Data for this task =
+ + + +

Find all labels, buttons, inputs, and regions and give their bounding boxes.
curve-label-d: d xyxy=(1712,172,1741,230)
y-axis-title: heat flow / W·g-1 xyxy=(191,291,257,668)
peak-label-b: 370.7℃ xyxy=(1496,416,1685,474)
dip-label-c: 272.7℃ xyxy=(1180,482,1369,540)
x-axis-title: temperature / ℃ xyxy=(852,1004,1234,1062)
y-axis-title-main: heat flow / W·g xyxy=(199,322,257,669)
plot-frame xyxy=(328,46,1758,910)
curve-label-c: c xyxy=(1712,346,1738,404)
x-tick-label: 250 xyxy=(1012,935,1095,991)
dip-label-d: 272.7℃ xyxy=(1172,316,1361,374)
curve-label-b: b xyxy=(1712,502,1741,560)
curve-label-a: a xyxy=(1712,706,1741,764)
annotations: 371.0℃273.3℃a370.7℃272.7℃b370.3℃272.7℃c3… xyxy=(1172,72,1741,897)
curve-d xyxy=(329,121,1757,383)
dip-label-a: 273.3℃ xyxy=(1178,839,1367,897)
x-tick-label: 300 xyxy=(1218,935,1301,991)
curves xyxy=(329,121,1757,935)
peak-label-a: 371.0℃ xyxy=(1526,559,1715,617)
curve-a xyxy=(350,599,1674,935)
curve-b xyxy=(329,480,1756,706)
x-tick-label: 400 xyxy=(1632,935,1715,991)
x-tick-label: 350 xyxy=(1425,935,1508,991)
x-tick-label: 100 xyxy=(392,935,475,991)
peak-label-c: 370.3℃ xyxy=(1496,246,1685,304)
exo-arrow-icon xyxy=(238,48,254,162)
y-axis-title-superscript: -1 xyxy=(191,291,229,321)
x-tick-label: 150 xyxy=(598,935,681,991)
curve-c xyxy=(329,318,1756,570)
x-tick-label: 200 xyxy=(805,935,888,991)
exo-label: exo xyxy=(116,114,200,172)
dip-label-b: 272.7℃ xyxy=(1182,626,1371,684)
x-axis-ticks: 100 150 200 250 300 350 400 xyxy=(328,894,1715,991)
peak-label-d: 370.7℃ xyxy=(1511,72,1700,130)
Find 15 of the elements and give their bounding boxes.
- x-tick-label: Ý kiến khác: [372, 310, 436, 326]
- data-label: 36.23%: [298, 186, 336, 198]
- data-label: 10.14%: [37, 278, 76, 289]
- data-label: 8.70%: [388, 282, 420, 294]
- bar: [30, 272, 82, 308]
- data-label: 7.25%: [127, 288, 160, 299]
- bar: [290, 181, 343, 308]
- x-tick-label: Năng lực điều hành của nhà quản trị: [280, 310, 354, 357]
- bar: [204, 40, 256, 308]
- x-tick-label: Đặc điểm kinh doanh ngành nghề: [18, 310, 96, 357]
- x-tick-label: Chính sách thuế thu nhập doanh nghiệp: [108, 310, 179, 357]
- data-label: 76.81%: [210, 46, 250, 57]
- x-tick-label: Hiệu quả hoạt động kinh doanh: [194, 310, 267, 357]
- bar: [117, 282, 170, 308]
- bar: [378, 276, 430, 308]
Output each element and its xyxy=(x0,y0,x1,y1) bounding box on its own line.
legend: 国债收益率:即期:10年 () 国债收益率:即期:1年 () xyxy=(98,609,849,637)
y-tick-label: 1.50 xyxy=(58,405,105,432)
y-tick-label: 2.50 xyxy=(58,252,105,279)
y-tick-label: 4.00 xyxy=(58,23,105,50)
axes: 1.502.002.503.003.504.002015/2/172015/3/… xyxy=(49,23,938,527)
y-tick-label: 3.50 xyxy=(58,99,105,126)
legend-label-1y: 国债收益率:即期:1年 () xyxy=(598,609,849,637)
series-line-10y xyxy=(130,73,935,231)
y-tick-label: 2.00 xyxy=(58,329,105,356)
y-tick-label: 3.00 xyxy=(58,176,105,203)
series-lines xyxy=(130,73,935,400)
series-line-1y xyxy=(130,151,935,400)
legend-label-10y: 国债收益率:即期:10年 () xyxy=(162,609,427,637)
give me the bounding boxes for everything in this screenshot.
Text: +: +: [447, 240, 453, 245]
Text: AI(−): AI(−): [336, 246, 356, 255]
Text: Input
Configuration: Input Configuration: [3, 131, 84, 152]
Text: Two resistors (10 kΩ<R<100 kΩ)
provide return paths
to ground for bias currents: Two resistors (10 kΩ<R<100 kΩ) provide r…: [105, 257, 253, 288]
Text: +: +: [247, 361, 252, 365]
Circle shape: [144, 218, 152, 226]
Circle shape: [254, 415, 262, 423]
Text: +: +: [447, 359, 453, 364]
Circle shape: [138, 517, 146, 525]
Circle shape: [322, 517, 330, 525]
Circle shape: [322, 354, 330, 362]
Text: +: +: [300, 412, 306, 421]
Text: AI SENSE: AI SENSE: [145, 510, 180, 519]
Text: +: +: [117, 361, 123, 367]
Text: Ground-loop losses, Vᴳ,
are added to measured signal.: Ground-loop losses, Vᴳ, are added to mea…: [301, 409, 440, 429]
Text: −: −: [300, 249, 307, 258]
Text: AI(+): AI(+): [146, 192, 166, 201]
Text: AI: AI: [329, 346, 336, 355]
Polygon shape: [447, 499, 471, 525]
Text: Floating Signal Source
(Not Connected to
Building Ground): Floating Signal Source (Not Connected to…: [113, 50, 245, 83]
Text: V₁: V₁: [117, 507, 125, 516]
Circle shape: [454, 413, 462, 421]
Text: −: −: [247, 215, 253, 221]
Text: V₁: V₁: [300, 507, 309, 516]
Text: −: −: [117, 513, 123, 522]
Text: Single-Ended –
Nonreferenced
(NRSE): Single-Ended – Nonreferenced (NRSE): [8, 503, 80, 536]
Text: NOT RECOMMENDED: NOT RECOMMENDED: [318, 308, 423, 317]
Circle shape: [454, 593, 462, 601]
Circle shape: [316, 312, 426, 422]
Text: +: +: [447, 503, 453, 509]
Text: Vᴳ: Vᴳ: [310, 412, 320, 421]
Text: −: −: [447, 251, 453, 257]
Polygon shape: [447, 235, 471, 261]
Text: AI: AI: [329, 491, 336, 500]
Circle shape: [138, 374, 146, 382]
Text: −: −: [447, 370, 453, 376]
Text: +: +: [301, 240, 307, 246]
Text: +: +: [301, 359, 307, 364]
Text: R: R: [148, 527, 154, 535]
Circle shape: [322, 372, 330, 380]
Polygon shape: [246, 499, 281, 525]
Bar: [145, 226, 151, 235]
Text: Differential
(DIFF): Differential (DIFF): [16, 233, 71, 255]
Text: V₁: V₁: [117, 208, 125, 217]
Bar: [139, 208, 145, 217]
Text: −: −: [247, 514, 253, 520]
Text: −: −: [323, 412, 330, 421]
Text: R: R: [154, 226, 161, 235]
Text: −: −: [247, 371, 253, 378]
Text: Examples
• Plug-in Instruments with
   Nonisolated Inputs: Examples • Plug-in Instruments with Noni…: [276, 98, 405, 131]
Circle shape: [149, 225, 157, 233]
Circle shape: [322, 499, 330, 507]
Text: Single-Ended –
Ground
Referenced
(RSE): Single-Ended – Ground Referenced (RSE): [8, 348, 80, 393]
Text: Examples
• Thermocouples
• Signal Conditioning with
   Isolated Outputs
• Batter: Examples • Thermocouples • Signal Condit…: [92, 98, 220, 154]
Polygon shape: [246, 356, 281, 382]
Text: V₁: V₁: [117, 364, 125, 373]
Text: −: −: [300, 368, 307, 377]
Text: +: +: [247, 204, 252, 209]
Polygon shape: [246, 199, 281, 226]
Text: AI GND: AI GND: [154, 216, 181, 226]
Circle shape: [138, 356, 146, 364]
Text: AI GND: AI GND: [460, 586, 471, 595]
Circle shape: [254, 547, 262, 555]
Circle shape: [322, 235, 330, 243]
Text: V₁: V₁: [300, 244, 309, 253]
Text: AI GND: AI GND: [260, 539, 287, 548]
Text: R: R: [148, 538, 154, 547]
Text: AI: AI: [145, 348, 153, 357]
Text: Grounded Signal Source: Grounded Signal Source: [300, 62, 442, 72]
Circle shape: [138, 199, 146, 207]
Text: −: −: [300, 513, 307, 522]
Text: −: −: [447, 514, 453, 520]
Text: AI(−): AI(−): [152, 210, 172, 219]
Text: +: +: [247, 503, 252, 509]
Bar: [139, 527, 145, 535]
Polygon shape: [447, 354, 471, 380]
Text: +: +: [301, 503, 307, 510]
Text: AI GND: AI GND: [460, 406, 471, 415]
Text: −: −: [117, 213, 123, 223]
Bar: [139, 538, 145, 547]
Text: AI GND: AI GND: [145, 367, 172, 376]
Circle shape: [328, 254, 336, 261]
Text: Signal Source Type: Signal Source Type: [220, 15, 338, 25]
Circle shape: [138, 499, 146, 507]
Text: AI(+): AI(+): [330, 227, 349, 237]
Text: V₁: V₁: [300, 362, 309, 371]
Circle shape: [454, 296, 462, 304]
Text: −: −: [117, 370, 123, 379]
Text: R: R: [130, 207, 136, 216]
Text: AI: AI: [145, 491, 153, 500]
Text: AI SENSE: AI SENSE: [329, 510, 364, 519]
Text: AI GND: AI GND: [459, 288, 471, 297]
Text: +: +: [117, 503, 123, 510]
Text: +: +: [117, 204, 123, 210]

+ + + +

Description of the task =
Reproduce, word for word, the entries from the first line up to and including the line that contains "- data-label: 10.14%: [37, 278, 76, 289]".

Expected answer =
Find all labels, buttons, inputs, and regions and give their bounding boxes.
curve-label-d: d xyxy=(1712,172,1741,230)
y-axis-title: heat flow / W·g-1 xyxy=(191,291,257,668)
peak-label-b: 370.7℃ xyxy=(1496,416,1685,474)
dip-label-c: 272.7℃ xyxy=(1180,482,1369,540)
x-axis-title: temperature / ℃ xyxy=(852,1004,1234,1062)
y-axis-title-main: heat flow / W·g xyxy=(199,322,257,669)
plot-frame xyxy=(328,46,1758,910)
curve-label-c: c xyxy=(1712,346,1738,404)
x-tick-label: 250 xyxy=(1012,935,1095,991)
dip-label-d: 272.7℃ xyxy=(1172,316,1361,374)
curve-label-b: b xyxy=(1712,502,1741,560)
curve-label-a: a xyxy=(1712,706,1741,764)
annotations: 371.0℃273.3℃a370.7℃272.7℃b370.3℃272.7℃c3… xyxy=(1172,72,1741,897)
curve-d xyxy=(329,121,1757,383)
dip-label-a: 273.3℃ xyxy=(1178,839,1367,897)
x-tick-label: 300 xyxy=(1218,935,1301,991)
curves xyxy=(329,121,1757,935)
peak-label-a: 371.0℃ xyxy=(1526,559,1715,617)
curve-a xyxy=(350,599,1674,935)
curve-b xyxy=(329,480,1756,706)
x-tick-label: 400 xyxy=(1632,935,1715,991)
x-tick-label: 350 xyxy=(1425,935,1508,991)
x-tick-label: 100 xyxy=(392,935,475,991)
peak-label-c: 370.3℃ xyxy=(1496,246,1685,304)
exo-arrow-icon xyxy=(238,48,254,162)
y-axis-title-superscript: -1 xyxy=(191,291,229,321)
x-tick-label: 150 xyxy=(598,935,681,991)
curve-c xyxy=(329,318,1756,570)
x-tick-label: 200 xyxy=(805,935,888,991)
exo-label: exo xyxy=(116,114,200,172)
dip-label-b: 272.7℃ xyxy=(1182,626,1371,684)
x-axis-ticks: 100 150 200 250 300 350 400 xyxy=(328,894,1715,991)
peak-label-d: 370.7℃ xyxy=(1511,72,1700,130)
Find 15 of the elements and give their bounding boxes.
- x-tick-label: Ý kiến khác: [372, 310, 436, 326]
- data-label: 36.23%: [298, 186, 336, 198]
- data-label: 10.14%: [37, 278, 76, 289]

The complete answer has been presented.